(EXERCISE OBJECTIVE):
Every line of the records below should be restated exactly.

(EXERCISE INPUT):
━━━━━━━━━━━━━━━━━━━━

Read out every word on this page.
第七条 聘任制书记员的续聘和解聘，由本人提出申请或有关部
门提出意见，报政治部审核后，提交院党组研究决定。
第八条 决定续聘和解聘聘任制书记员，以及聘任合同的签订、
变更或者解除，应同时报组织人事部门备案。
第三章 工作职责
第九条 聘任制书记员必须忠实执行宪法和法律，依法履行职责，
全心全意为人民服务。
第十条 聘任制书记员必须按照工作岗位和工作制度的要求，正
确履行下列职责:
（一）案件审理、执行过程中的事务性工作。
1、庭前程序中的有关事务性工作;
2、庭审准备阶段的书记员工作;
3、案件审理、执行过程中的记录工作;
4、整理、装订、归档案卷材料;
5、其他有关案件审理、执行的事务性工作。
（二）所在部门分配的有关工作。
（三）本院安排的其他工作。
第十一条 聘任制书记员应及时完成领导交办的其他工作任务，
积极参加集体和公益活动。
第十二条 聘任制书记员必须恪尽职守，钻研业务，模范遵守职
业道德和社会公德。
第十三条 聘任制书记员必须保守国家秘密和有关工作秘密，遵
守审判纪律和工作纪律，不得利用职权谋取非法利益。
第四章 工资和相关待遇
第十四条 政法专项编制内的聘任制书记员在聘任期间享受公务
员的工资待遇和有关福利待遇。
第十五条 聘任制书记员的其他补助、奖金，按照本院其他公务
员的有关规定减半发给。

━━━━━━━━━━━━━━━━━━━━

(THE ANSWER):
Read out every word on this page.
第七条 聘任制书记员的续聘和解聘，由本人提出申请或有关部
门提出意见，报政治部审核后，提交院党组研究决定。
第八条 决定续聘和解聘聘任制书记员，以及聘任合同的签订、
变更或者解除，应同时报组织人事部门备案。
第三章 工作职责
第九条 聘任制书记员必须忠实执行宪法和法律，依法履行职责，
全心全意为人民服务。
第十条 聘任制书记员必须按照工作岗位和工作制度的要求，正
确履行下列职责:
（一）案件审理、执行过程中的事务性工作。
1、庭前程序中的有关事务性工作;
2、庭审准备阶段的书记员工作;
3、案件审理、执行过程中的记录工作;
4、整理、装订、归档案卷材料;
5、其他有关案件审理、执行的事务性工作。
（二）所在部门分配的有关工作。
（三）本院安排的其他工作。
第十一条 聘任制书记员应及时完成领导交办的其他工作任务，
积极参加集体和公益活动。
第十二条 聘任制书记员必须恪尽职守，钻研业务，模范遵守职
业道德和社会公德。
第十三条 聘任制书记员必须保守国家秘密和有关工作秘密，遵
守审判纪律和工作纪律，不得利用职权谋取非法利益。
第四章 工资和相关待遇
第十四条 政法专项编制内的聘任制书记员在聘任期间享受公务
员的工资待遇和有关福利待遇。
第十五条 聘任制书记员的其他补助、奖金，按照本院其他公务
员的有关规定减半发给。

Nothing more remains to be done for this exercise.